= What you have to do =
Locate "OCR this image." in the listing below, then output the line holding it and every line after it, exactly and with nothing else.

= Available data =

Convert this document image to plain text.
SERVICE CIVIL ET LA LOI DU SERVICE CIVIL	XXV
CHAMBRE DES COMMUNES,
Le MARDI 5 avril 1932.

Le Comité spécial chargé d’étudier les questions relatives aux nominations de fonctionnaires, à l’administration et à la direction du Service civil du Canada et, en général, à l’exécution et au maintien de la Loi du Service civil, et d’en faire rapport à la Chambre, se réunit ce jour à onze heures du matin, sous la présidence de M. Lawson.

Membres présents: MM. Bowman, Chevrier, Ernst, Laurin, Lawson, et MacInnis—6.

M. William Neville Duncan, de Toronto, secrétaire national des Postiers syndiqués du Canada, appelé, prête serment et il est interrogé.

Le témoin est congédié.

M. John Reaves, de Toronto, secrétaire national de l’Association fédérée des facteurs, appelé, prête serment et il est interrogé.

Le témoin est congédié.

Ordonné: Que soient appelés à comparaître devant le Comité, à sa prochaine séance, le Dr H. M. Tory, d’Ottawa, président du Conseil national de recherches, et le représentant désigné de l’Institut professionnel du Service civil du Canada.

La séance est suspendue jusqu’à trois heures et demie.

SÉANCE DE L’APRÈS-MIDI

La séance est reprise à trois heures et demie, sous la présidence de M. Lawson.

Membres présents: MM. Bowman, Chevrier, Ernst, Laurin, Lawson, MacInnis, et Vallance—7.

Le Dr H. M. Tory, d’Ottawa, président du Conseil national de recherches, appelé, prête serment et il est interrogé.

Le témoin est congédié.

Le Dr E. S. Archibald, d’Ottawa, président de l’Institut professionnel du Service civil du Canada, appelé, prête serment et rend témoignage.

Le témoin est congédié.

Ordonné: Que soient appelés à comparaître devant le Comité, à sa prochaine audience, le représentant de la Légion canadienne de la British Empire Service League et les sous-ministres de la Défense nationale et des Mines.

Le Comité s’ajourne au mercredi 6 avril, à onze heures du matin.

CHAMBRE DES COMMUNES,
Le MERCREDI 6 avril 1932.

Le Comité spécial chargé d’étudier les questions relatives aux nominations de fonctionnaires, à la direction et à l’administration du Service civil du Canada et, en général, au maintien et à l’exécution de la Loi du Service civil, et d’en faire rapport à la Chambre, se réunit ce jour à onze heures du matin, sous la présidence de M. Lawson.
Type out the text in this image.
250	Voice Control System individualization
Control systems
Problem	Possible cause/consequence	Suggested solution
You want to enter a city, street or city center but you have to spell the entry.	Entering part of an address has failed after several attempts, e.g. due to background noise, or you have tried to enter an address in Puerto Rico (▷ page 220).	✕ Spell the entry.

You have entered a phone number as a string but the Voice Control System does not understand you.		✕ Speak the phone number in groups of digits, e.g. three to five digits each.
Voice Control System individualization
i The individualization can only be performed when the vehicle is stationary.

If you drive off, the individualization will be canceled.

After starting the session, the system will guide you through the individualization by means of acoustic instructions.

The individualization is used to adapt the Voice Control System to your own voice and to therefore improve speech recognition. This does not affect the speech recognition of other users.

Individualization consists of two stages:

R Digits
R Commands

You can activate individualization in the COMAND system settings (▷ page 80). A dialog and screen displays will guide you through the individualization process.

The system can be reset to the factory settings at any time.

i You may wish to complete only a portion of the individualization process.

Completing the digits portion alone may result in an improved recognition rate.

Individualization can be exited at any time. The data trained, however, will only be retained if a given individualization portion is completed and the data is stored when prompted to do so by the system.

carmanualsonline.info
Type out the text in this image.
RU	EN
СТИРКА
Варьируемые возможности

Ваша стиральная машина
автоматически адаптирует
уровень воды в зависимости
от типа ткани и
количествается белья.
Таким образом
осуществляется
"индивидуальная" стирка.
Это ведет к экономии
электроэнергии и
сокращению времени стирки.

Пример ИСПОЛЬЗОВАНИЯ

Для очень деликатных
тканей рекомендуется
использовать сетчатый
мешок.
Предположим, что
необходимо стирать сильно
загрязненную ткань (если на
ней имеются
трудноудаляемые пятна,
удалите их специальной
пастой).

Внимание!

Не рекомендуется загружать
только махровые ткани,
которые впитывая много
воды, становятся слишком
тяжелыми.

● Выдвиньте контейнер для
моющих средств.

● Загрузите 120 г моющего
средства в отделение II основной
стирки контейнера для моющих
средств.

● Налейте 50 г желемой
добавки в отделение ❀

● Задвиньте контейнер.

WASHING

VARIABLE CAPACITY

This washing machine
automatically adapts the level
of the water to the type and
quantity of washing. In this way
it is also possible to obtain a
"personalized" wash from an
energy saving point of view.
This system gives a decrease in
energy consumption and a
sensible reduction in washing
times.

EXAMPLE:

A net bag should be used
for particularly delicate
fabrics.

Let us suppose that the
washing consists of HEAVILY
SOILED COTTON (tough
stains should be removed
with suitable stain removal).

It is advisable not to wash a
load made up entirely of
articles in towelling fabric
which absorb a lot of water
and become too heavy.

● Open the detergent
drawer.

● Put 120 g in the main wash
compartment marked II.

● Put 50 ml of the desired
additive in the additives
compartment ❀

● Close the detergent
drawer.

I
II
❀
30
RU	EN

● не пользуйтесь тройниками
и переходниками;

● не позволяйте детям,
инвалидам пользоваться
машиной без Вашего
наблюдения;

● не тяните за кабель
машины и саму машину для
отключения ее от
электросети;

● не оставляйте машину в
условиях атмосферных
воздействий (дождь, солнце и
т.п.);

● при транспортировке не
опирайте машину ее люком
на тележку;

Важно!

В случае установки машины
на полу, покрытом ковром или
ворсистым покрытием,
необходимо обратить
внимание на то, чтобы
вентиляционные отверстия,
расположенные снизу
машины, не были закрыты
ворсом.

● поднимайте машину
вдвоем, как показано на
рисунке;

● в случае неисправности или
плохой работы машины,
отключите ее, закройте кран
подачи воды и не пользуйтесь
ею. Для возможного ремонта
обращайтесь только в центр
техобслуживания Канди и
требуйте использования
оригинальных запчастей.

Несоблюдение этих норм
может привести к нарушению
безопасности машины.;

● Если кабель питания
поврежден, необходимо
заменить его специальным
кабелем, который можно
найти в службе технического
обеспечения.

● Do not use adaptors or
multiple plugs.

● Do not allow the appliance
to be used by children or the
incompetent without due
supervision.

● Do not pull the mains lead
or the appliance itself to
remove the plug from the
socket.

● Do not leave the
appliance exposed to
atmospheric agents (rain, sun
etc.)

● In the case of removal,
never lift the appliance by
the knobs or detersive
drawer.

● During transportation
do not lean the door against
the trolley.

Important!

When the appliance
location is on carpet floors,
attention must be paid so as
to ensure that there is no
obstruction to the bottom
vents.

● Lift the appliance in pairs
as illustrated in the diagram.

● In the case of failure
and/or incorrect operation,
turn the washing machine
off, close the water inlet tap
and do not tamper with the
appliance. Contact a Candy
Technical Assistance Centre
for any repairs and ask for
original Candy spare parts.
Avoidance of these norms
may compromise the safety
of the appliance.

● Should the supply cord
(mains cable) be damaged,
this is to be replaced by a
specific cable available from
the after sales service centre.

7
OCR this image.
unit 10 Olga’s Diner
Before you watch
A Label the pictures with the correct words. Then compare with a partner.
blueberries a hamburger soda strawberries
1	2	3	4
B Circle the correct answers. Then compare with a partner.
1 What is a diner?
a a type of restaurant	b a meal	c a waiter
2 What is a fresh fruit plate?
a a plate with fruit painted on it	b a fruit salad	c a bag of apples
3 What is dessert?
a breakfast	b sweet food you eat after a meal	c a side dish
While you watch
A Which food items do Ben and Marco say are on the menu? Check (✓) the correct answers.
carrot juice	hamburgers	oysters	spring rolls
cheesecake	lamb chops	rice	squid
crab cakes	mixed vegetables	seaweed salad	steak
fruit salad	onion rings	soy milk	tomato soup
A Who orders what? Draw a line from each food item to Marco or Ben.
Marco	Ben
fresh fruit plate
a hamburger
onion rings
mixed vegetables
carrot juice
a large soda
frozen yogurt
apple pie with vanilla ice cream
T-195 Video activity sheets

= Solved exercise =
OCR this image.
unit 10 Olga’s Diner
Before you watch
A Label the pictures with the correct words. Then compare with a partner.
blueberries a hamburger soda strawberries
1	2	3	4
B Circle the correct answers. Then compare with a partner.
1 What is a diner?
a a type of restaurant	b a meal	c a waiter
2 What is a fresh fruit plate?
a a plate with fruit painted on it	b a fruit salad	c a bag of apples
3 What is dessert?
a breakfast	b sweet food you eat after a meal	c a side dish
While you watch
A Which food items do Ben and Marco say are on the menu? Check (✓) the correct answers.
carrot juice	hamburgers	oysters	spring rolls
cheesecake	lamb chops	rice	squid
crab cakes	mixed vegetables	seaweed salad	steak
fruit salad	onion rings	soy milk	tomato soup
A Who orders what? Draw a line from each food item to Marco or Ben.
Marco	Ben
fresh fruit plate
a hamburger
onion rings
mixed vegetables
carrot juice
a large soda
frozen yogurt
apple pie with vanilla ice cream
T-195 Video activity sheets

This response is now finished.